• [EXTRACTED RECORDS]
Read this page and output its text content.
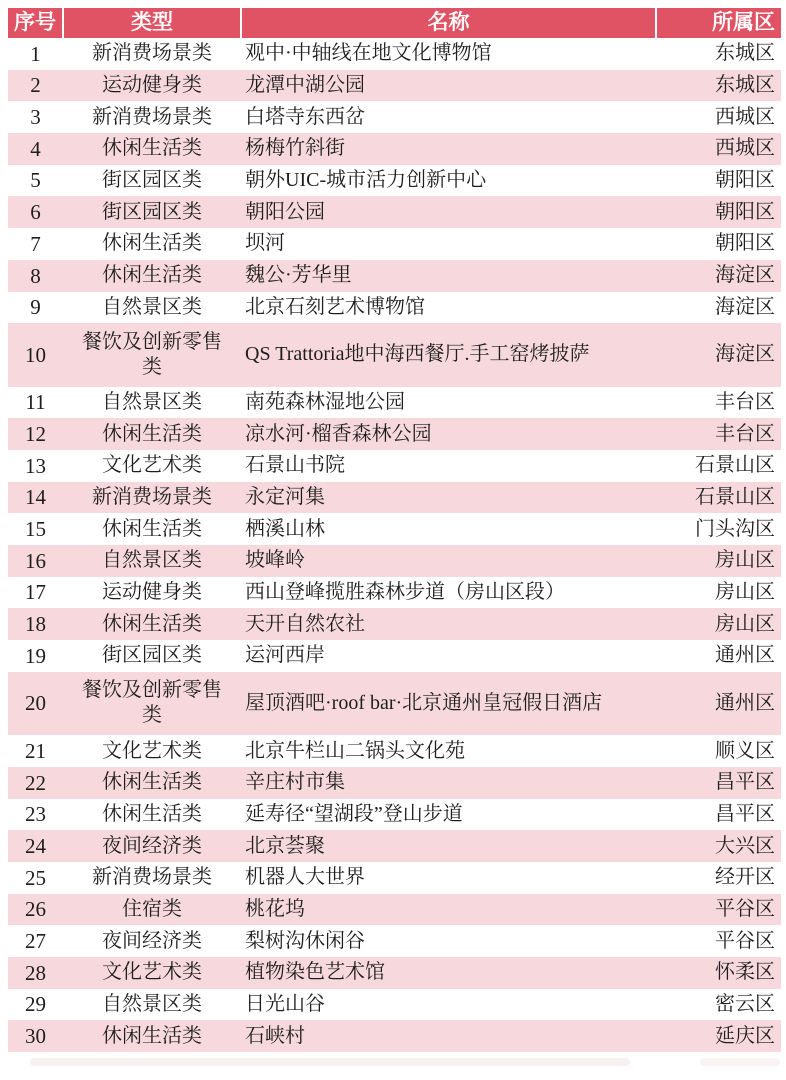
序号	类型	名称	所属区
1	新消费场景类	观中·中轴线在地文化博物馆	东城区
2	运动健身类	龙潭中湖公园	东城区
3	新消费场景类	白塔寺东西岔	西城区
4	休闲生活类	杨梅竹斜街	西城区
5	街区园区类	朝外UIC-城市活力创新中心	朝阳区
6	街区园区类	朝阳公园	朝阳区
7	休闲生活类	坝河	朝阳区
8	休闲生活类	魏公·芳华里	海淀区
9	自然景区类	北京石刻艺术博物馆	海淀区
10	餐饮及创新零售类	QS Trattoria地中海西餐厅.手工窑烤披萨	海淀区
11	自然景区类	南苑森林湿地公园	丰台区
12	休闲生活类	凉水河·榴香森林公园	丰台区
13	文化艺术类	石景山书院	石景山区
14	新消费场景类	永定河集	石景山区
15	休闲生活类	栖溪山林	门头沟区
16	自然景区类	坡峰岭	房山区
17	运动健身类	西山登峰揽胜森林步道（房山区段）	房山区
18	休闲生活类	天开自然农社	房山区
19	街区园区类	运河西岸	通州区
20	餐饮及创新零售类	屋顶酒吧·roof bar·北京通州皇冠假日酒店	通州区
21	文化艺术类	北京牛栏山二锅头文化苑	顺义区
22	休闲生活类	辛庄村市集	昌平区
23	休闲生活类	延寿径“望湖段”登山步道	昌平区
24	夜间经济类	北京荟聚	大兴区
25	新消费场景类	机器人大世界	经开区
26	住宿类	桃花坞	平谷区
27	夜间经济类	梨树沟休闲谷	平谷区
28	文化艺术类	植物染色艺术馆	怀柔区
29	自然景区类	日光山谷	密云区
30	休闲生活类	石峡村	延庆区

• [YOUR INSTRUCTIONS]
Gather each line that holds "餐饮及创新零售类".

• [ANSWER TO THIS EXERCISE]
10	餐饮及创新零售类	QS Trattoria地中海西餐厅.手工窑烤披萨	海淀区
20	餐饮及创新零售类	屋顶酒吧·roof bar·北京通州皇冠假日酒店	通州区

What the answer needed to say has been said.